▸ **Material to process**:
/---

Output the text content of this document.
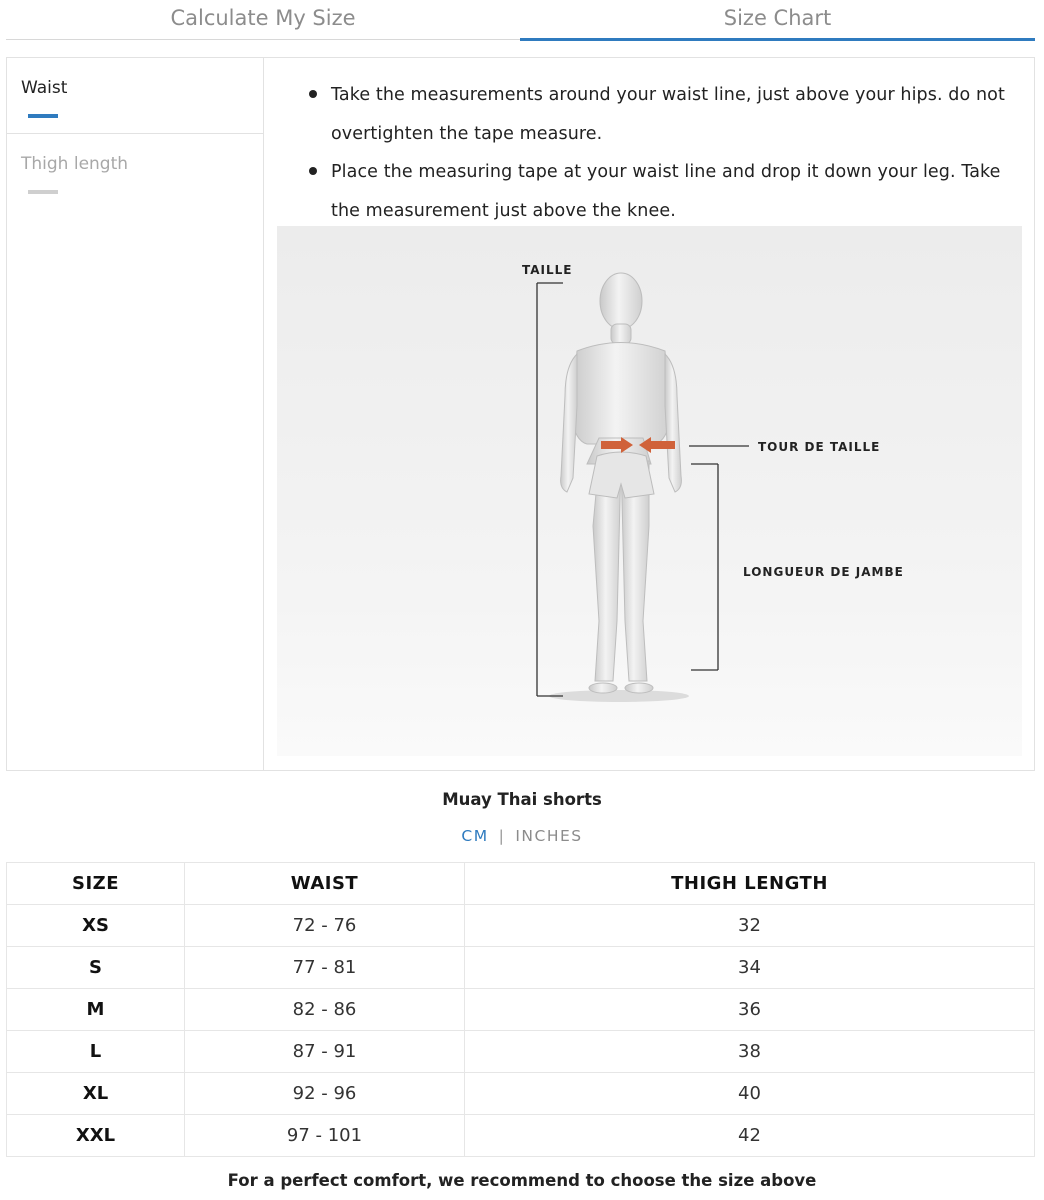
Calculate My Size	Size Chart
Waist
Thigh length
Take the measurements around your waist line, just above your hips. do not overtighten the tape measure.
Place the measuring tape at your waist line and drop it down your leg. Take the measurement just above the knee.
TAILLE
TOUR DE TAILLE
LONGUEUR DE JAMBE
Muay Thai shorts
CM | INCHES
SIZE	WAIST	THIGH LENGTH
XS	72 - 76	32
S	77 - 81	34
M	82 - 86	36
L	87 - 91	38
XL	92 - 96	40
XXL	97 - 101	42
For a perfect comfort, we recommend to choose the size above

\---

▸ **Problem details**:
Tell how many lines include "Take". The number is the whole answer.

▸ **Answer below**:
2